** What is required **
Each record needs to be echoed exactly; can you do that?

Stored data
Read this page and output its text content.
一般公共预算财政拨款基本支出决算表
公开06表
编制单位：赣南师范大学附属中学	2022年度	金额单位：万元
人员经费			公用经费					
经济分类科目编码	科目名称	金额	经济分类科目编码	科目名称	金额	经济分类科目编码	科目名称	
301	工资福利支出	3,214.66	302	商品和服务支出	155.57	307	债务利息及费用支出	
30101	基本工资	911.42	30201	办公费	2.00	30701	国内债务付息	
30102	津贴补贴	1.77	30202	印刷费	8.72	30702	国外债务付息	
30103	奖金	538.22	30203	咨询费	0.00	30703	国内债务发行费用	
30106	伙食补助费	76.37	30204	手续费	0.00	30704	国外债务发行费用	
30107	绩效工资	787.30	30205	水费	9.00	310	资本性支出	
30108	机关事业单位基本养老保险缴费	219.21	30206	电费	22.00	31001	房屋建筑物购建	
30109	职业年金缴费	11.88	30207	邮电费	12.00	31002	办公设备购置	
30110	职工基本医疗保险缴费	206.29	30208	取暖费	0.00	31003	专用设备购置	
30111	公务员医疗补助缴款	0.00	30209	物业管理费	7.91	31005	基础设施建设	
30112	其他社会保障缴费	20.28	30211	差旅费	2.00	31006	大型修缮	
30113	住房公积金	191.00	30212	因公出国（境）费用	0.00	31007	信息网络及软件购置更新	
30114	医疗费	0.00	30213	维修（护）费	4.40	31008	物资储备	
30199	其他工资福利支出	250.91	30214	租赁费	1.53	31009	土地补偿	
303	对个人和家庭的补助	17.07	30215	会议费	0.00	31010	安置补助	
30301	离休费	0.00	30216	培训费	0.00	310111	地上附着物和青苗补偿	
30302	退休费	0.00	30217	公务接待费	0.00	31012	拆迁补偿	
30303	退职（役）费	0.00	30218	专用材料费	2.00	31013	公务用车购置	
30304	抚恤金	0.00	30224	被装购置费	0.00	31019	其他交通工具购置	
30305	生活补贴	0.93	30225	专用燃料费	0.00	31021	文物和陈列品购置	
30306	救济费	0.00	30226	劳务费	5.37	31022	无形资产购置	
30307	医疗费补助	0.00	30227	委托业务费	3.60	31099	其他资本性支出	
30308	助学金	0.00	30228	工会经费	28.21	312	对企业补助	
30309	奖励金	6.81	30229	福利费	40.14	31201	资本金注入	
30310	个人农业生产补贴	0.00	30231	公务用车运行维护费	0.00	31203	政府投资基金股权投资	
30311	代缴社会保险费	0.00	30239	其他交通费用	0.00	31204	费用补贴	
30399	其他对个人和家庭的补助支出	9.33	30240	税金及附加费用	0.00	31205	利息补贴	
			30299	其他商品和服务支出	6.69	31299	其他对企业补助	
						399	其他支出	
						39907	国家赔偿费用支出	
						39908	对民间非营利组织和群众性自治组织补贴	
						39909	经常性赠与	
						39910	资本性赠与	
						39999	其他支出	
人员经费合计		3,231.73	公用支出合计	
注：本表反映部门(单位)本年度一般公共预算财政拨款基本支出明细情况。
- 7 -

** Worked answer **
Read this page and output its text content.
一般公共预算财政拨款基本支出决算表
公开06表
编制单位：赣南师范大学附属中学	2022年度	金额单位：万元
人员经费			公用经费					
经济分类科目编码	科目名称	金额	经济分类科目编码	科目名称	金额	经济分类科目编码	科目名称	
301	工资福利支出	3,214.66	302	商品和服务支出	155.57	307	债务利息及费用支出	
30101	基本工资	911.42	30201	办公费	2.00	30701	国内债务付息	
30102	津贴补贴	1.77	30202	印刷费	8.72	30702	国外债务付息	
30103	奖金	538.22	30203	咨询费	0.00	30703	国内债务发行费用	
30106	伙食补助费	76.37	30204	手续费	0.00	30704	国外债务发行费用	
30107	绩效工资	787.30	30205	水费	9.00	310	资本性支出	
30108	机关事业单位基本养老保险缴费	219.21	30206	电费	22.00	31001	房屋建筑物购建	
30109	职业年金缴费	11.88	30207	邮电费	12.00	31002	办公设备购置	
30110	职工基本医疗保险缴费	206.29	30208	取暖费	0.00	31003	专用设备购置	
30111	公务员医疗补助缴款	0.00	30209	物业管理费	7.91	31005	基础设施建设	
30112	其他社会保障缴费	20.28	30211	差旅费	2.00	31006	大型修缮	
30113	住房公积金	191.00	30212	因公出国（境）费用	0.00	31007	信息网络及软件购置更新	
30114	医疗费	0.00	30213	维修（护）费	4.40	31008	物资储备	
30199	其他工资福利支出	250.91	30214	租赁费	1.53	31009	土地补偿	
303	对个人和家庭的补助	17.07	30215	会议费	0.00	31010	安置补助	
30301	离休费	0.00	30216	培训费	0.00	310111	地上附着物和青苗补偿	
30302	退休费	0.00	30217	公务接待费	0.00	31012	拆迁补偿	
30303	退职（役）费	0.00	30218	专用材料费	2.00	31013	公务用车购置	
30304	抚恤金	0.00	30224	被装购置费	0.00	31019	其他交通工具购置	
30305	生活补贴	0.93	30225	专用燃料费	0.00	31021	文物和陈列品购置	
30306	救济费	0.00	30226	劳务费	5.37	31022	无形资产购置	
30307	医疗费补助	0.00	30227	委托业务费	3.60	31099	其他资本性支出	
30308	助学金	0.00	30228	工会经费	28.21	312	对企业补助	
30309	奖励金	6.81	30229	福利费	40.14	31201	资本金注入	
30310	个人农业生产补贴	0.00	30231	公务用车运行维护费	0.00	31203	政府投资基金股权投资	
30311	代缴社会保险费	0.00	30239	其他交通费用	0.00	31204	费用补贴	
30399	其他对个人和家庭的补助支出	9.33	30240	税金及附加费用	0.00	31205	利息补贴	
			30299	其他商品和服务支出	6.69	31299	其他对企业补助	
						399	其他支出	
						39907	国家赔偿费用支出	
						39908	对民间非营利组织和群众性自治组织补贴	
						39909	经常性赠与	
						39910	资本性赠与	
						39999	其他支出	
人员经费合计		3,231.73	公用支出合计	
注：本表反映部门(单位)本年度一般公共预算财政拨款基本支出明细情况。
- 7 -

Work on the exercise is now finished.